- _The problem_:
All of the entries are to be repeated exactly, with no pictures included.

- _Source material_:
+++++
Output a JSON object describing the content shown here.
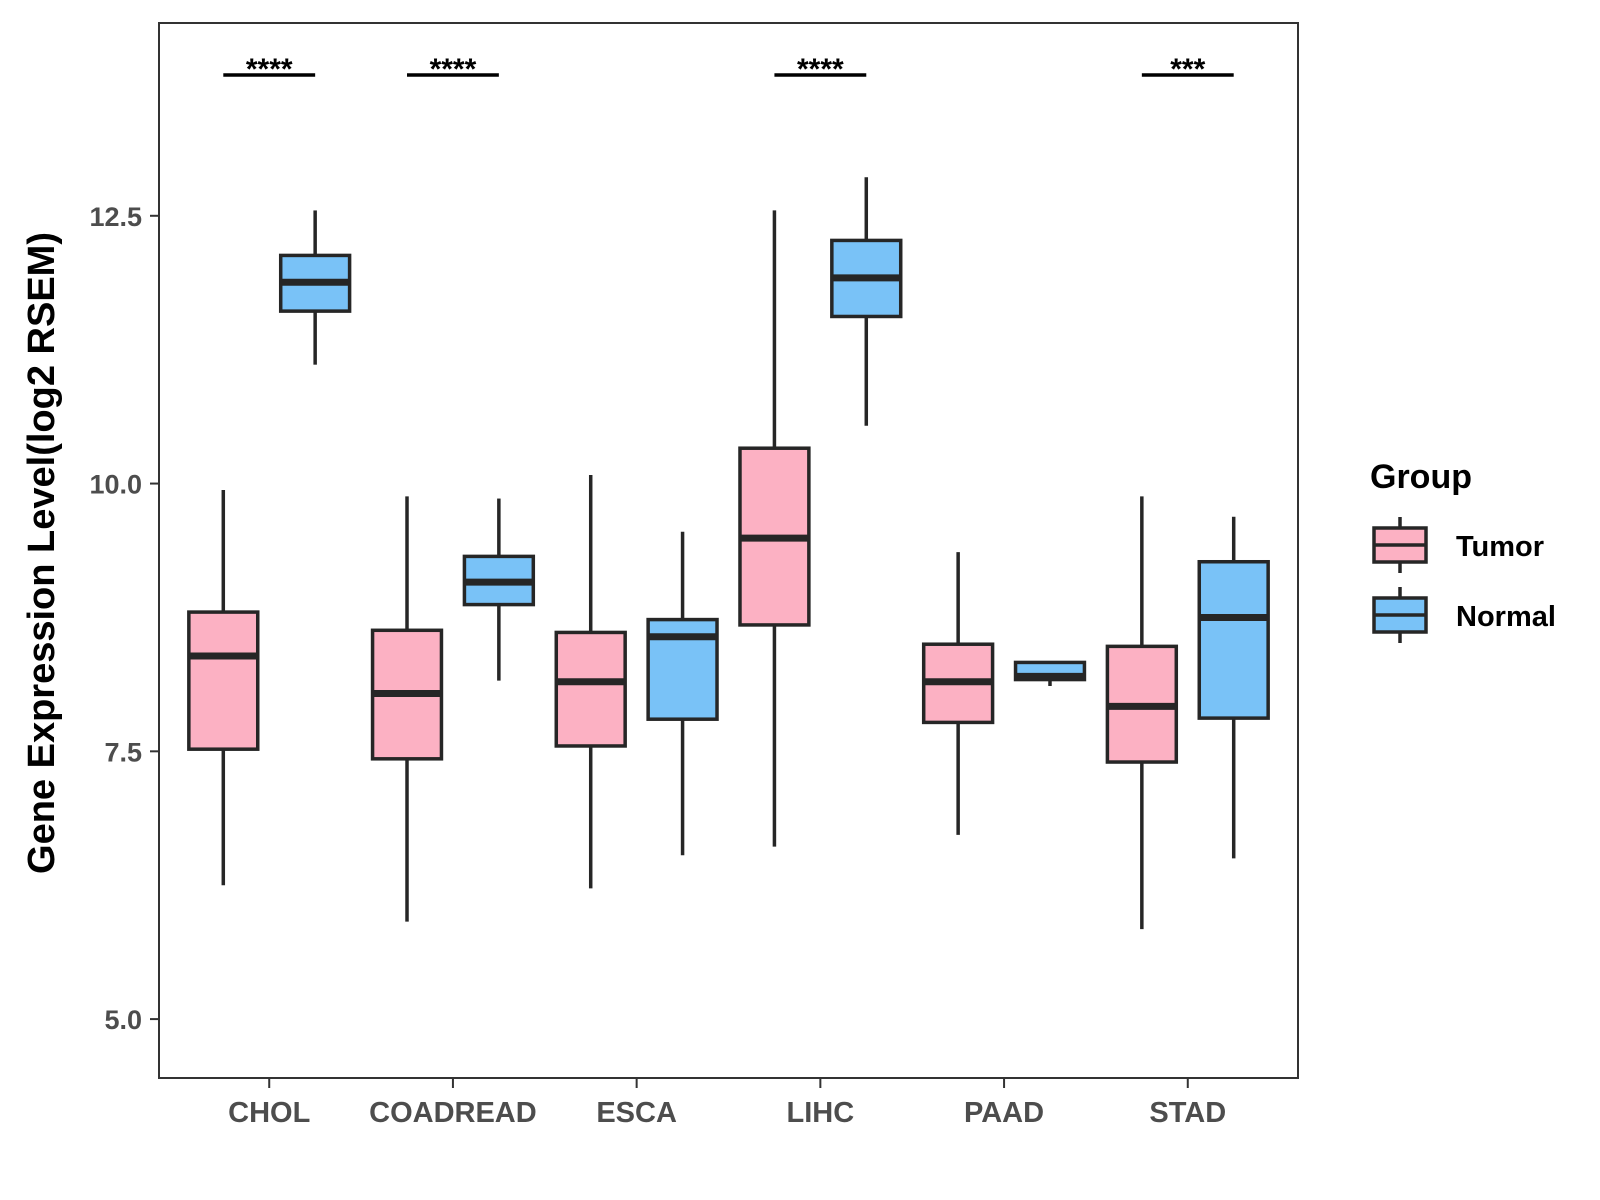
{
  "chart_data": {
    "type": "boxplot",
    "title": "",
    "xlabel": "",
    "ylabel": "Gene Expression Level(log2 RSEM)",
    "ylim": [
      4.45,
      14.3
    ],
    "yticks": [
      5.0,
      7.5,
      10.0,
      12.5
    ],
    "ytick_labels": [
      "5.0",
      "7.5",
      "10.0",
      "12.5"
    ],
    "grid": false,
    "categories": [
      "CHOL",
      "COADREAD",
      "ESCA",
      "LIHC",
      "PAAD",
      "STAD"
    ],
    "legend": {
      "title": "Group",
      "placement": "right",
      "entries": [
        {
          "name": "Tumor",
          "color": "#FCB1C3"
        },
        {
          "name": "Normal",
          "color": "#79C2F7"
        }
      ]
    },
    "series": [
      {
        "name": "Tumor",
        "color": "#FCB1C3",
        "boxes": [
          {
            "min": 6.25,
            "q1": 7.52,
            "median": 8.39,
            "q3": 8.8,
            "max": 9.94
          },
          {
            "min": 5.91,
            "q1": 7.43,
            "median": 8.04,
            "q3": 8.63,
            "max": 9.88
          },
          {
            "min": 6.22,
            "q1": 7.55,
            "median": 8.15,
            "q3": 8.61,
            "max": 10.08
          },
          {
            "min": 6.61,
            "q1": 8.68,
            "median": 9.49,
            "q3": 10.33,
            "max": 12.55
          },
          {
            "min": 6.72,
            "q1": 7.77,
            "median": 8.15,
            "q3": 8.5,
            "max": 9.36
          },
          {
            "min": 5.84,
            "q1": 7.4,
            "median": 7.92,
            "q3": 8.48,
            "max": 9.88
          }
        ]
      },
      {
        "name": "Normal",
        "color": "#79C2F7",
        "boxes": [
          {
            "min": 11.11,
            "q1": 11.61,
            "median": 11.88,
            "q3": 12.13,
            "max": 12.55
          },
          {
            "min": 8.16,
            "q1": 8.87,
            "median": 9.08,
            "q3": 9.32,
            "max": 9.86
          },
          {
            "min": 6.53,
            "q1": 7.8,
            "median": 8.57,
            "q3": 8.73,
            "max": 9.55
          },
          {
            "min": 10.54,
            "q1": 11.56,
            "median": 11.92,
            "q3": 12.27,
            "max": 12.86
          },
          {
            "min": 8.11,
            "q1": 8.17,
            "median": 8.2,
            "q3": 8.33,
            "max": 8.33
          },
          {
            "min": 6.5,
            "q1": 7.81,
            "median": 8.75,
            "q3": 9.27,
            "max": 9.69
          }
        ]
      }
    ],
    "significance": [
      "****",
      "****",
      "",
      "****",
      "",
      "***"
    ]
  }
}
+++++
- _Solution for this problem_:
Output a JSON object describing the content shown here.
{
  "chart_data": {
    "type": "boxplot",
    "title": "",
    "xlabel": "",
    "ylabel": "Gene Expression Level(log2 RSEM)",
    "ylim": [
      4.45,
      14.3
    ],
    "yticks": [
      5.0,
      7.5,
      10.0,
      12.5
    ],
    "ytick_labels": [
      "5.0",
      "7.5",
      "10.0",
      "12.5"
    ],
    "grid": false,
    "categories": [
      "CHOL",
      "COADREAD",
      "ESCA",
      "LIHC",
      "PAAD",
      "STAD"
    ],
    "legend": {
      "title": "Group",
      "placement": "right",
      "entries": [
        {
          "name": "Tumor",
          "color": "#FCB1C3"
        },
        {
          "name": "Normal",
          "color": "#79C2F7"
        }
      ]
    },
    "series": [
      {
        "name": "Tumor",
        "color": "#FCB1C3",
        "boxes": [
          {
            "min": 6.25,
            "q1": 7.52,
            "median": 8.39,
            "q3": 8.8,
            "max": 9.94
          },
          {
            "min": 5.91,
            "q1": 7.43,
            "median": 8.04,
            "q3": 8.63,
            "max": 9.88
          },
          {
            "min": 6.22,
            "q1": 7.55,
            "median": 8.15,
            "q3": 8.61,
            "max": 10.08
          },
          {
            "min": 6.61,
            "q1": 8.68,
            "median": 9.49,
            "q3": 10.33,
            "max": 12.55
          },
          {
            "min": 6.72,
            "q1": 7.77,
            "median": 8.15,
            "q3": 8.5,
            "max": 9.36
          },
          {
            "min": 5.84,
            "q1": 7.4,
            "median": 7.92,
            "q3": 8.48,
            "max": 9.88
          }
        ]
      },
      {
        "name": "Normal",
        "color": "#79C2F7",
        "boxes": [
          {
            "min": 11.11,
            "q1": 11.61,
            "median": 11.88,
            "q3": 12.13,
            "max": 12.55
          },
          {
            "min": 8.16,
            "q1": 8.87,
            "median": 9.08,
            "q3": 9.32,
            "max": 9.86
          },
          {
            "min": 6.53,
            "q1": 7.8,
            "median": 8.57,
            "q3": 8.73,
            "max": 9.55
          },
          {
            "min": 10.54,
            "q1": 11.56,
            "median": 11.92,
            "q3": 12.27,
            "max": 12.86
          },
          {
            "min": 8.11,
            "q1": 8.17,
            "median": 8.2,
            "q3": 8.33,
            "max": 8.33
          },
          {
            "min": 6.5,
            "q1": 7.81,
            "median": 8.75,
            "q3": 9.27,
            "max": 9.69
          }
        ]
      }
    ],
    "significance": [
      "****",
      "****",
      "",
      "****",
      "",
      "***"
    ]
  }
}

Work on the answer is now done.